§ Requirements:
Every line of the listing must be reproduced as it stands. Leave the images behind.

Begin

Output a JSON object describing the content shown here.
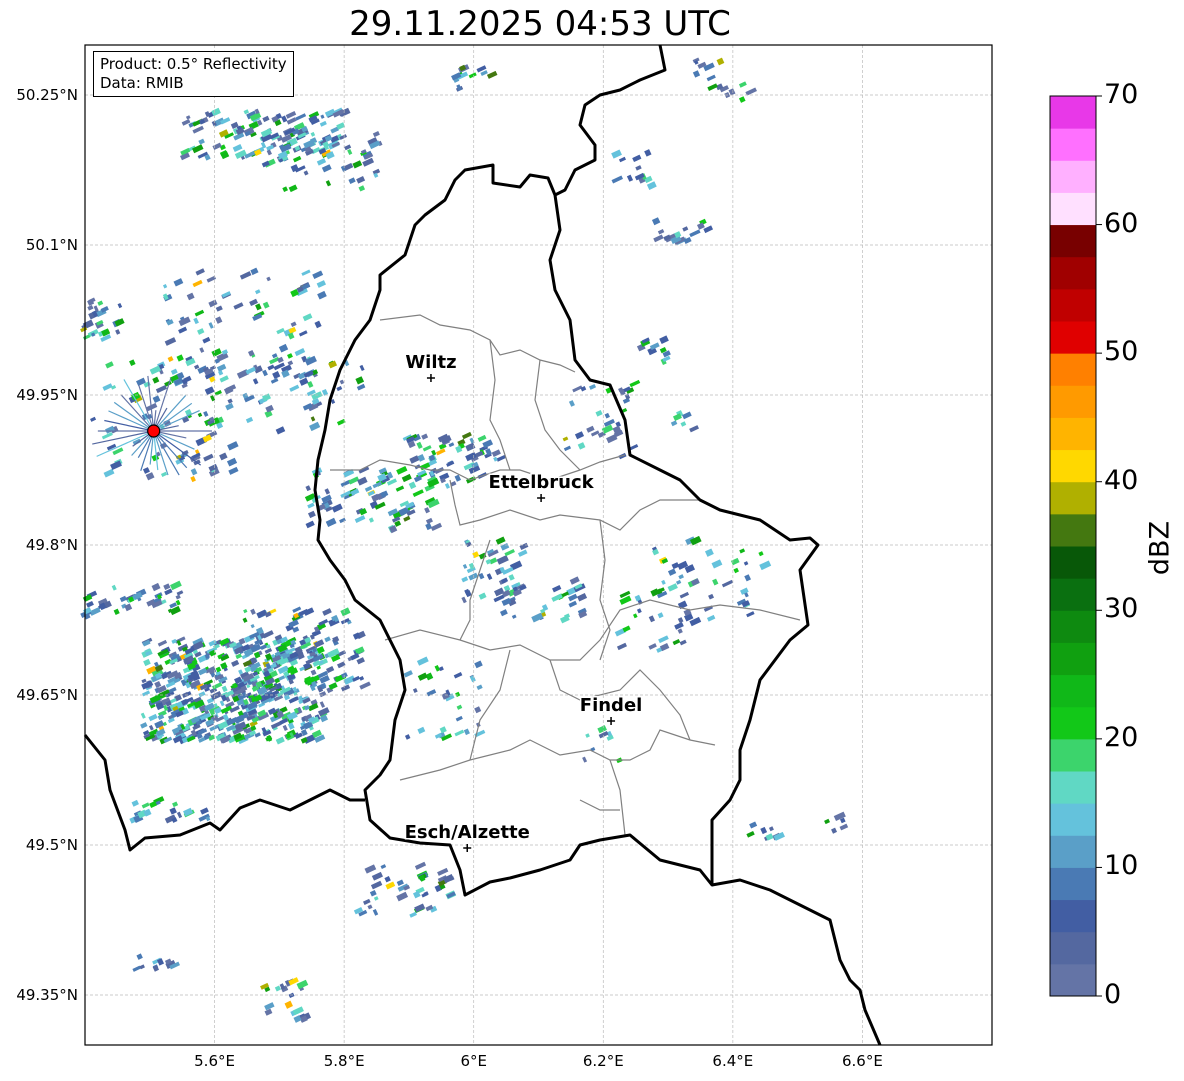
{
  "title": "29.11.2025 04:53 UTC",
  "info": {
    "product": "Product: 0.5° Reflectivity",
    "data": "Data: RMIB"
  },
  "map_extent": {
    "lon": [
      5.4,
      6.8
    ],
    "lat": [
      49.3,
      50.3
    ]
  },
  "y_ticks": [
    {
      "lat": 50.25,
      "label": "50.25°N"
    },
    {
      "lat": 50.1,
      "label": "50.1°N"
    },
    {
      "lat": 49.95,
      "label": "49.95°N"
    },
    {
      "lat": 49.8,
      "label": "49.8°N"
    },
    {
      "lat": 49.65,
      "label": "49.65°N"
    },
    {
      "lat": 49.5,
      "label": "49.5°N"
    },
    {
      "lat": 49.35,
      "label": "49.35°N"
    }
  ],
  "x_ticks": [
    {
      "lon": 5.6,
      "label": "5.6°E"
    },
    {
      "lon": 5.8,
      "label": "5.8°E"
    },
    {
      "lon": 6.0,
      "label": "6°E"
    },
    {
      "lon": 6.2,
      "label": "6.2°E"
    },
    {
      "lon": 6.4,
      "label": "6.4°E"
    },
    {
      "lon": 6.6,
      "label": "6.6°E"
    }
  ],
  "cities": [
    {
      "name": "Wiltz",
      "lon": 5.934,
      "lat": 49.967
    },
    {
      "name": "Ettelbruck",
      "lon": 6.104,
      "lat": 49.847
    },
    {
      "name": "Findel",
      "lon": 6.212,
      "lat": 49.624
    },
    {
      "name": "Esch/Alzette",
      "lon": 5.99,
      "lat": 49.497
    }
  ],
  "radar_site": {
    "lon": 5.506,
    "lat": 49.914,
    "color": "#ff0000"
  },
  "colorbar": {
    "label": "dBZ",
    "range": [
      0,
      70
    ],
    "step": 2.5,
    "ticks": [
      "0",
      "10",
      "20",
      "30",
      "40",
      "50",
      "60",
      "70"
    ],
    "colors": [
      "#6474a6",
      "#5468a0",
      "#425ea3",
      "#4a7ab4",
      "#5a9fc8",
      "#64c2dc",
      "#60d8c4",
      "#3cd46c",
      "#12c818",
      "#10b818",
      "#10a010",
      "#0e8a10",
      "#0a7010",
      "#085808",
      "#447810",
      "#b0b000",
      "#ffd800",
      "#ffb400",
      "#ff9a00",
      "#ff8000",
      "#e00000",
      "#c00000",
      "#a00000",
      "#780000",
      "#ffe0ff",
      "#ffb0ff",
      "#ff70ff",
      "#e838e8"
    ]
  }
}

End

§ Reply:
Output a JSON object describing the content shown here.
{
  "title": "29.11.2025 04:53 UTC",
  "info": {
    "product": "Product: 0.5° Reflectivity",
    "data": "Data: RMIB"
  },
  "map_extent": {
    "lon": [
      5.4,
      6.8
    ],
    "lat": [
      49.3,
      50.3
    ]
  },
  "y_ticks": [
    {
      "lat": 50.25,
      "label": "50.25°N"
    },
    {
      "lat": 50.1,
      "label": "50.1°N"
    },
    {
      "lat": 49.95,
      "label": "49.95°N"
    },
    {
      "lat": 49.8,
      "label": "49.8°N"
    },
    {
      "lat": 49.65,
      "label": "49.65°N"
    },
    {
      "lat": 49.5,
      "label": "49.5°N"
    },
    {
      "lat": 49.35,
      "label": "49.35°N"
    }
  ],
  "x_ticks": [
    {
      "lon": 5.6,
      "label": "5.6°E"
    },
    {
      "lon": 5.8,
      "label": "5.8°E"
    },
    {
      "lon": 6.0,
      "label": "6°E"
    },
    {
      "lon": 6.2,
      "label": "6.2°E"
    },
    {
      "lon": 6.4,
      "label": "6.4°E"
    },
    {
      "lon": 6.6,
      "label": "6.6°E"
    }
  ],
  "cities": [
    {
      "name": "Wiltz",
      "lon": 5.934,
      "lat": 49.967
    },
    {
      "name": "Ettelbruck",
      "lon": 6.104,
      "lat": 49.847
    },
    {
      "name": "Findel",
      "lon": 6.212,
      "lat": 49.624
    },
    {
      "name": "Esch/Alzette",
      "lon": 5.99,
      "lat": 49.497
    }
  ],
  "radar_site": {
    "lon": 5.506,
    "lat": 49.914,
    "color": "#ff0000"
  },
  "colorbar": {
    "label": "dBZ",
    "range": [
      0,
      70
    ],
    "step": 2.5,
    "ticks": [
      "0",
      "10",
      "20",
      "30",
      "40",
      "50",
      "60",
      "70"
    ],
    "colors": [
      "#6474a6",
      "#5468a0",
      "#425ea3",
      "#4a7ab4",
      "#5a9fc8",
      "#64c2dc",
      "#60d8c4",
      "#3cd46c",
      "#12c818",
      "#10b818",
      "#10a010",
      "#0e8a10",
      "#0a7010",
      "#085808",
      "#447810",
      "#b0b000",
      "#ffd800",
      "#ffb400",
      "#ff9a00",
      "#ff8000",
      "#e00000",
      "#c00000",
      "#a00000",
      "#780000",
      "#ffe0ff",
      "#ffb0ff",
      "#ff70ff",
      "#e838e8"
    ]
  }
}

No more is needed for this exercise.